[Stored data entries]

*-*-*

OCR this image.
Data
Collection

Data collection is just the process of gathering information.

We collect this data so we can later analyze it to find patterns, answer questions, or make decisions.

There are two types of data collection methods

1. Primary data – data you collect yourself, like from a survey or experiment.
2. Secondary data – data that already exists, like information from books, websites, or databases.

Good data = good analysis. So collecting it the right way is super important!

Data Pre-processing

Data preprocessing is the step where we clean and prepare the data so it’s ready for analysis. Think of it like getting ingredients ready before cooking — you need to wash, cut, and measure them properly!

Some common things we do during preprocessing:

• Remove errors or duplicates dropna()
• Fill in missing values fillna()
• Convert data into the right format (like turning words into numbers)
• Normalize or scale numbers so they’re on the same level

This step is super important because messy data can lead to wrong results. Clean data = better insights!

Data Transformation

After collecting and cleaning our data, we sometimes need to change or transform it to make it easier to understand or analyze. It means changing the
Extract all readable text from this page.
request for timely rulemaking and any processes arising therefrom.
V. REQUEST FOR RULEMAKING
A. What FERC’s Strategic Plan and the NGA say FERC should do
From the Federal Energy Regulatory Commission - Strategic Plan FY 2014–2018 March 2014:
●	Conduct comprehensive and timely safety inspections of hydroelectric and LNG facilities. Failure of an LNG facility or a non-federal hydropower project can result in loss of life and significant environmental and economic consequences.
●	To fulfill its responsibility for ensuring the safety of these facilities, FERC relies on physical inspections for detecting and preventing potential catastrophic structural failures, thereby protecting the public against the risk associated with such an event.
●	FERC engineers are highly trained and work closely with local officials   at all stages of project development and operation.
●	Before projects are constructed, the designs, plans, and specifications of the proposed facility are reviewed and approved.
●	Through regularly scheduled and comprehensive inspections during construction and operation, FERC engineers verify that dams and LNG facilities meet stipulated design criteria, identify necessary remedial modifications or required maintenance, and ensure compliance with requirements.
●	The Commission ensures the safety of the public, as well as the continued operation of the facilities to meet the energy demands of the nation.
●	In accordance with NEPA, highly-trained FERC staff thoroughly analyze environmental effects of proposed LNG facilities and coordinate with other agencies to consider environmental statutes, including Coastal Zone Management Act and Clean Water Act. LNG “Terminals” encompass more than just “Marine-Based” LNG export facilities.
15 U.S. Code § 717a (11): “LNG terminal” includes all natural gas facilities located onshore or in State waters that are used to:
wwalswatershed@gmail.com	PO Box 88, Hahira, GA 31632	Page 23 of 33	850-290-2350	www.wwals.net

*-*-*

* **Objective**
Copy every record above exactly as it appears.

* **Response**
OCR this image.
Data
Collection

Data collection is just the process of gathering information.

We collect this data so we can later analyze it to find patterns, answer questions, or make decisions.

There are two types of data collection methods

1. Primary data – data you collect yourself, like from a survey or experiment.
2. Secondary data – data that already exists, like information from books, websites, or databases.

Good data = good analysis. So collecting it the right way is super important!

Data Pre-processing

Data preprocessing is the step where we clean and prepare the data so it’s ready for analysis. Think of it like getting ingredients ready before cooking — you need to wash, cut, and measure them properly!

Some common things we do during preprocessing:

• Remove errors or duplicates dropna()
• Fill in missing values fillna()
• Convert data into the right format (like turning words into numbers)
• Normalize or scale numbers so they’re on the same level

This step is super important because messy data can lead to wrong results. Clean data = better insights!

Data Transformation

After collecting and cleaning our data, we sometimes need to change or transform it to make it easier to understand or analyze. It means changing the
Extract all readable text from this page.
request for timely rulemaking and any processes arising therefrom.
V. REQUEST FOR RULEMAKING
A. What FERC’s Strategic Plan and the NGA say FERC should do
From the Federal Energy Regulatory Commission - Strategic Plan FY 2014–2018 March 2014:
●	Conduct comprehensive and timely safety inspections of hydroelectric and LNG facilities. Failure of an LNG facility or a non-federal hydropower project can result in loss of life and significant environmental and economic consequences.
●	To fulfill its responsibility for ensuring the safety of these facilities, FERC relies on physical inspections for detecting and preventing potential catastrophic structural failures, thereby protecting the public against the risk associated with such an event.
●	FERC engineers are highly trained and work closely with local officials   at all stages of project development and operation.
●	Before projects are constructed, the designs, plans, and specifications of the proposed facility are reviewed and approved.
●	Through regularly scheduled and comprehensive inspections during construction and operation, FERC engineers verify that dams and LNG facilities meet stipulated design criteria, identify necessary remedial modifications or required maintenance, and ensure compliance with requirements.
●	The Commission ensures the safety of the public, as well as the continued operation of the facilities to meet the energy demands of the nation.
●	In accordance with NEPA, highly-trained FERC staff thoroughly analyze environmental effects of proposed LNG facilities and coordinate with other agencies to consider environmental statutes, including Coastal Zone Management Act and Clean Water Act. LNG “Terminals” encompass more than just “Marine-Based” LNG export facilities.
15 U.S. Code § 717a (11): “LNG terminal” includes all natural gas facilities located onshore or in State waters that are used to:
wwalswatershed@gmail.com	PO Box 88, Hahira, GA 31632	Page 23 of 33	850-290-2350	www.wwals.net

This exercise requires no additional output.